## [WORK TO COMPLETE]
**1)** From the Fredericton Transit article, copy out verbatim the part that opens with the words containing "McBride said the" and closes with "drivers some relief.".
**2)** Translate this sentence from the Fredericton Transit article into Spanish: "She said there are also gaps in staffing due to retirements that have happened in the past year-and-a-half."
**3)** According to the Fredericton Transit article, at which departure times from Kings Place is route service being reduced? List every one.

## [GIVEN TEXT]
◇ ◇ ◇ ◇ ◇ ◇ ◇
Driver shortage leads to service reductions for Fredericton Transit users

·2 min read
Fredericton Transit has had to reduce its peak-time hourly service for routes leaving Kings Place Mall because of a shortage of drivers. (Elizabeth Fraser/CBC News - image credit)
Fredericton Transit has had to reduce its peak-time hourly service for routes leaving Kings Place Mall because of a shortage of drivers. (Elizabeth Fraser/CBC News - image credit)

A shortage of drivers on staff at Fredericton Transit has led to the temporary reduction of its scheduled services for customers during the peak evening hours.

And while the City of Fredericton says the shortage is not connected to the COVID-19 pandemic, a representative for the union overseeing the drivers says the pandemic can be attributed to some of the drivers needing to take time off.

Meredith Gilbert, manager of transit and parking services with the City of Fredericton, said a number of drivers are currently off work due to reasons including health issues, adding she couldn't go into specifics.

She said there are also gaps in staffing due to retirements that have happened in the past year-and-a-half.

The reduction in service is specifically for all routes leaving Kings Place at 3:45 p.m., 4:45 p.m., 5:45 p.m. and 6:45 p.m. Whereas those routes would have been serviced every half hour, as of Monday, they'll only be serviced every hour.

"I wouldn't tie our current situation to the pandemic," Gilbert said.

"What we are concerned about is that because we have this unusual high rate of absences … we have other operators that are continuing to work, working really high rates of hours — in some cases in the range of 120 [hours] over a two week period and we just are concerned about looking out for their health and safety and making sure that we don't run them into the ground."

Ralph McBride, CUPE national servicing representative for Fredericton Transit drivers, said drivers are just "fatigued" after working under more challenging circumstances during the pandemic.

CBC
CBC

"I see it as over-fatigued," McBride said.

"They're just tired out. It's been stressful for them in the last 18 or 16 months, and some of them have unfortunately had to go off due to medical issues."

McBride said the need for other drivers to work overtime to backfill those already off was further exacerbating the issue, but is glad the city was able to alter the schedule to give drivers some relief.

Coun. Bruce Grandy, who's also chair of the city's mobility committee, said the city has hired three new drivers and is currently training them to fill in some of the vacancies and bring back usual service times.

"We're just hoping to get service back to the half-hour as soon as possible," Grandy said.

He also said it could be up to eight more weeks before regular service is fully resumed.
◇ ◇ ◇ ◇ ◇ ◇ ◇
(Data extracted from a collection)
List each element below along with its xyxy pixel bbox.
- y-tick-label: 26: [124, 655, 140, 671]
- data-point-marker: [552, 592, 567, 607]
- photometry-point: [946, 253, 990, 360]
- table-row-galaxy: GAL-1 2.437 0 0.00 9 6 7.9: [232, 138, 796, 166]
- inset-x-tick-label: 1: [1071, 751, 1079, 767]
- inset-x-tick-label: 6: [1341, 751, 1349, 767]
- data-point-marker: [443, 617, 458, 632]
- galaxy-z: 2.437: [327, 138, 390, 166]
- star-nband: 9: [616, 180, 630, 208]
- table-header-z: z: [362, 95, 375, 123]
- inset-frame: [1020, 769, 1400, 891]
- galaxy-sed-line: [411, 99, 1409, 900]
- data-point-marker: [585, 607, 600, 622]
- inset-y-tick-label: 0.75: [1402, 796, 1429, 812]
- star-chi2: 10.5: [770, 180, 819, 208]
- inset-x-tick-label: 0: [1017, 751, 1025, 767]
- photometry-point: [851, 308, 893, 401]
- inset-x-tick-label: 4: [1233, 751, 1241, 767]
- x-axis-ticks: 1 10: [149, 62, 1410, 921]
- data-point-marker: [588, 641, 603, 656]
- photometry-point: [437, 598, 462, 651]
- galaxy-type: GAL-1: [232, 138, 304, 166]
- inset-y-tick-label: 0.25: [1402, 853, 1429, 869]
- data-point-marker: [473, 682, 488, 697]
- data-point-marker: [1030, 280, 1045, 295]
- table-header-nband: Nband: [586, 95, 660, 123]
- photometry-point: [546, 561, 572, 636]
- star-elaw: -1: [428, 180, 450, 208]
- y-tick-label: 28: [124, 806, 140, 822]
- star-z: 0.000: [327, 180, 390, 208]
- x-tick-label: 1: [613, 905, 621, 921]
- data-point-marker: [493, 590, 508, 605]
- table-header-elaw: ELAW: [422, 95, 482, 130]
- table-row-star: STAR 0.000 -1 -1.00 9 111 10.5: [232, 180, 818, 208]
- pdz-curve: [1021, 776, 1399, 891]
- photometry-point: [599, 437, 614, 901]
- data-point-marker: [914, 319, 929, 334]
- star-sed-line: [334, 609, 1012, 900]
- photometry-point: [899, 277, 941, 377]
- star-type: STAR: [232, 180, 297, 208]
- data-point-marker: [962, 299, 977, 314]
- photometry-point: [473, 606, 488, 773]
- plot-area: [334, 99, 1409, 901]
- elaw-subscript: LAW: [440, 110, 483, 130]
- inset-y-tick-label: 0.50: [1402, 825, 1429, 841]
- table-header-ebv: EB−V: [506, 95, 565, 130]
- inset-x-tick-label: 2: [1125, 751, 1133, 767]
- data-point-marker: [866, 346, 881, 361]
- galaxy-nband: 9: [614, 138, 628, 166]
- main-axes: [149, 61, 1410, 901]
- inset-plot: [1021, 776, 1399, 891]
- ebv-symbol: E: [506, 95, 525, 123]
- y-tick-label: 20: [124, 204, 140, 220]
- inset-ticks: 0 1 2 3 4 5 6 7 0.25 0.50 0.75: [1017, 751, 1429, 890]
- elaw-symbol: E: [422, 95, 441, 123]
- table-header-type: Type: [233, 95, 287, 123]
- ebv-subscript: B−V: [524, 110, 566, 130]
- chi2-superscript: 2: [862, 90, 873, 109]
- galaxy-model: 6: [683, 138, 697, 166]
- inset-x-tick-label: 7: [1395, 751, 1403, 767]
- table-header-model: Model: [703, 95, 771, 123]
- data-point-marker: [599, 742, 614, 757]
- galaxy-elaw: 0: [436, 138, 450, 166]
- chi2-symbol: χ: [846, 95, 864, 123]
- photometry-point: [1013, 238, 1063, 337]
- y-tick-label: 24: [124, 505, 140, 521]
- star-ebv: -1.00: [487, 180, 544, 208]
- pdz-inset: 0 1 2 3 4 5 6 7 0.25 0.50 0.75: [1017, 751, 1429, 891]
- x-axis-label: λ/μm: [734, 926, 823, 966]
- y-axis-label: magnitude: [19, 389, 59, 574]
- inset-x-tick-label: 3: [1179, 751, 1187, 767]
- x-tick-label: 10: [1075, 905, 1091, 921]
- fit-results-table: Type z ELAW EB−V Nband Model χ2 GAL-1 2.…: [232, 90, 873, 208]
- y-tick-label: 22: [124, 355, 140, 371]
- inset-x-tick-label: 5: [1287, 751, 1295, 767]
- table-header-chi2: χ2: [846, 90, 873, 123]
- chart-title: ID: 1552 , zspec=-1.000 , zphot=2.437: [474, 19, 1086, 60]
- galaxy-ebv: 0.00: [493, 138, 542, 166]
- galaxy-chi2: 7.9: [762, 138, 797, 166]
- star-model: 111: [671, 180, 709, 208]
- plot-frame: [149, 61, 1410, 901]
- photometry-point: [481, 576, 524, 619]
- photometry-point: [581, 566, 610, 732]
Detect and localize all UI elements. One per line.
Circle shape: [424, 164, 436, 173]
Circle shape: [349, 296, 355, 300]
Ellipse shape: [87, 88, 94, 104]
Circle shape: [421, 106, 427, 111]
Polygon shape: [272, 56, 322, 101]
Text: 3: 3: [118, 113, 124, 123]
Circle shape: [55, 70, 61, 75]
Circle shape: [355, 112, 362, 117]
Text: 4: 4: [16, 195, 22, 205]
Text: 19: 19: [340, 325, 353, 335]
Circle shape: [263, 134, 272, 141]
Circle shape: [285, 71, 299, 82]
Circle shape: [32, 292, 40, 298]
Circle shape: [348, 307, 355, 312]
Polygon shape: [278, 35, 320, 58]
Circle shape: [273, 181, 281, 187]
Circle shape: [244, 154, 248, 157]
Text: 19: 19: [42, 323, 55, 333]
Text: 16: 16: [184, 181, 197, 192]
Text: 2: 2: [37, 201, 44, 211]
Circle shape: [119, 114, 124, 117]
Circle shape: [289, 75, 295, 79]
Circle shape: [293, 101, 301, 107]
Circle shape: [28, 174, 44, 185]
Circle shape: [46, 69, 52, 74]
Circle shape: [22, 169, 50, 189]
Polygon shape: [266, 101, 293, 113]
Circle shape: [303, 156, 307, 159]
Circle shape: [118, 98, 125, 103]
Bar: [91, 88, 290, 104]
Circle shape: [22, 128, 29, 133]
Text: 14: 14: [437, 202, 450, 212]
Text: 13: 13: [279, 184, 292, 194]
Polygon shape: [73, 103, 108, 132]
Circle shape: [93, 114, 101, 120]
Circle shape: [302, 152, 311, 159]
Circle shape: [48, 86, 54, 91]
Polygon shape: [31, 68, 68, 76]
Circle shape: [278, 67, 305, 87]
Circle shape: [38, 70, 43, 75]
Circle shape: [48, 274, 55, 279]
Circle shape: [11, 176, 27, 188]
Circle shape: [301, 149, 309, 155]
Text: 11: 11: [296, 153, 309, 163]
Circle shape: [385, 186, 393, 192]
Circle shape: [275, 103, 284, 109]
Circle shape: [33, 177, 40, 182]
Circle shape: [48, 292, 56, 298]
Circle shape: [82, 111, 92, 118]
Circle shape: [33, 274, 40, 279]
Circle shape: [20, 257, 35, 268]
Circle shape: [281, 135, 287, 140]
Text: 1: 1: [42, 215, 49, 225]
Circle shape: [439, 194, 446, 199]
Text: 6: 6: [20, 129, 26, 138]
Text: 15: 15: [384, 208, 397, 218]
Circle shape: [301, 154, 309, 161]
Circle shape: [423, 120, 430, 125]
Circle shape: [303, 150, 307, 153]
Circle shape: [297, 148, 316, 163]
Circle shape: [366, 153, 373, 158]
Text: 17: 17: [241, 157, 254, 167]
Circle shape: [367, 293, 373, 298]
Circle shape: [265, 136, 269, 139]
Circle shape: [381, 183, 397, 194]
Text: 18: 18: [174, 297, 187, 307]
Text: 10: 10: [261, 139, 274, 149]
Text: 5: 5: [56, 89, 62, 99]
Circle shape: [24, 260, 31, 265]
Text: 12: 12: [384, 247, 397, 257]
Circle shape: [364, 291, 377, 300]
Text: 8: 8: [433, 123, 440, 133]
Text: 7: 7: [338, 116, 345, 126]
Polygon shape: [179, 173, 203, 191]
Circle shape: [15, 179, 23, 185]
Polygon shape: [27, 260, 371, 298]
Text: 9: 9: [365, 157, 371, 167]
◇ ◇ ◇ ◇ ◇ ◇ ◇
## [SOLVED PROBLEMS]
**1)**
McBride said the need for other drivers to work overtime to backfill those already off was further exacerbating the issue, but is glad the city was able to alter the schedule to give drivers some relief.

**2)** Dijo que también hay vacantes en el personal debido a las jubilaciones que se han producido en el último año y medio.

**3)** 3:45 p.m., 4:45 p.m., 5:45 p.m., 6:45 p.m.